> Exercise directions:
Below are some records; repeat them all exactly, minus the pictures.

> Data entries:
┄┄┄┄┄┄┄┄┄┄
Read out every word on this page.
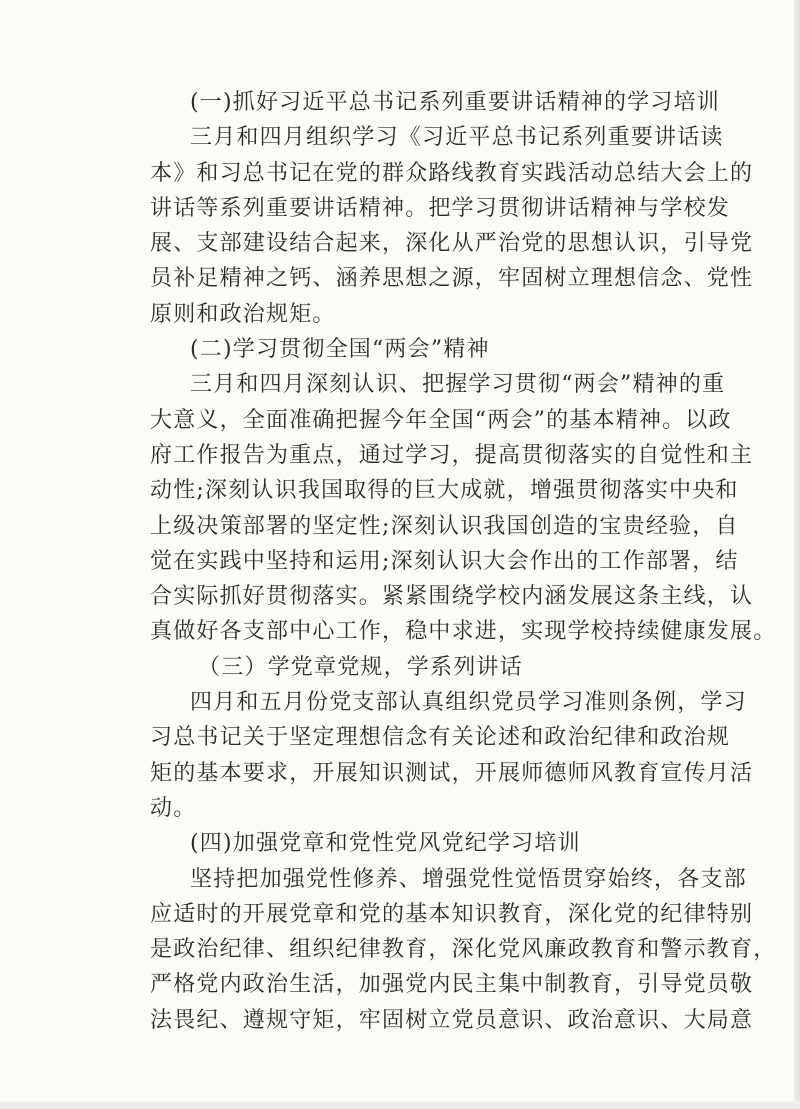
(一)抓好习近平总书记系列重要讲话精神的学习培训
三月和四月组织学习《习近平总书记系列重要讲话读
本》和习总书记在党的群众路线教育实践活动总结大会上的
讲话等系列重要讲话精神。把学习贯彻讲话精神与学校发
展、支部建设结合起来，深化从严治党的思想认识，引导党
员补足精神之钙、涵养思想之源，牢固树立理想信念、党性
原则和政治规矩。
(二)学习贯彻全国“两会”精神
三月和四月深刻认识、把握学习贯彻“两会”精神的重
大意义，全面准确把握今年全国“两会”的基本精神。以政
府工作报告为重点，通过学习，提高贯彻落实的自觉性和主
动性;深刻认识我国取得的巨大成就，增强贯彻落实中央和
上级决策部署的坚定性;深刻认识我国创造的宝贵经验，自
觉在实践中坚持和运用;深刻认识大会作出的工作部署，结
合实际抓好贯彻落实。紧紧围绕学校内涵发展这条主线，认
真做好各支部中心工作，稳中求进，实现学校持续健康发展。
（三）学党章党规，学系列讲话
四月和五月份党支部认真组织党员学习准则条例，学习
习总书记关于坚定理想信念有关论述和政治纪律和政治规
矩的基本要求，开展知识测试，开展师德师风教育宣传月活
动。
(四)加强党章和党性党风党纪学习培训
坚持把加强党性修养、增强党性觉悟贯穿始终，各支部
应适时的开展党章和党的基本知识教育，深化党的纪律特别
是政治纪律、组织纪律教育，深化党风廉政教育和警示教育，
严格党内政治生活，加强党内民主集中制教育，引导党员敬
法畏纪、遵规守矩，牢固树立党员意识、政治意识、大局意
┄┄┄┄┄┄┄┄┄┄
> Exercise result:
Read out every word on this page.
(一)抓好习近平总书记系列重要讲话精神的学习培训
三月和四月组织学习《习近平总书记系列重要讲话读
本》和习总书记在党的群众路线教育实践活动总结大会上的
讲话等系列重要讲话精神。把学习贯彻讲话精神与学校发
展、支部建设结合起来，深化从严治党的思想认识，引导党
员补足精神之钙、涵养思想之源，牢固树立理想信念、党性
原则和政治规矩。
(二)学习贯彻全国“两会”精神
三月和四月深刻认识、把握学习贯彻“两会”精神的重
大意义，全面准确把握今年全国“两会”的基本精神。以政
府工作报告为重点，通过学习，提高贯彻落实的自觉性和主
动性;深刻认识我国取得的巨大成就，增强贯彻落实中央和
上级决策部署的坚定性;深刻认识我国创造的宝贵经验，自
觉在实践中坚持和运用;深刻认识大会作出的工作部署，结
合实际抓好贯彻落实。紧紧围绕学校内涵发展这条主线，认
真做好各支部中心工作，稳中求进，实现学校持续健康发展。
（三）学党章党规，学系列讲话
四月和五月份党支部认真组织党员学习准则条例，学习
习总书记关于坚定理想信念有关论述和政治纪律和政治规
矩的基本要求，开展知识测试，开展师德师风教育宣传月活
动。
(四)加强党章和党性党风党纪学习培训
坚持把加强党性修养、增强党性觉悟贯穿始终，各支部
应适时的开展党章和党的基本知识教育，深化党的纪律特别
是政治纪律、组织纪律教育，深化党风廉政教育和警示教育，
严格党内政治生活，加强党内民主集中制教育，引导党员敬
法畏纪、遵规守矩，牢固树立党员意识、政治意识、大局意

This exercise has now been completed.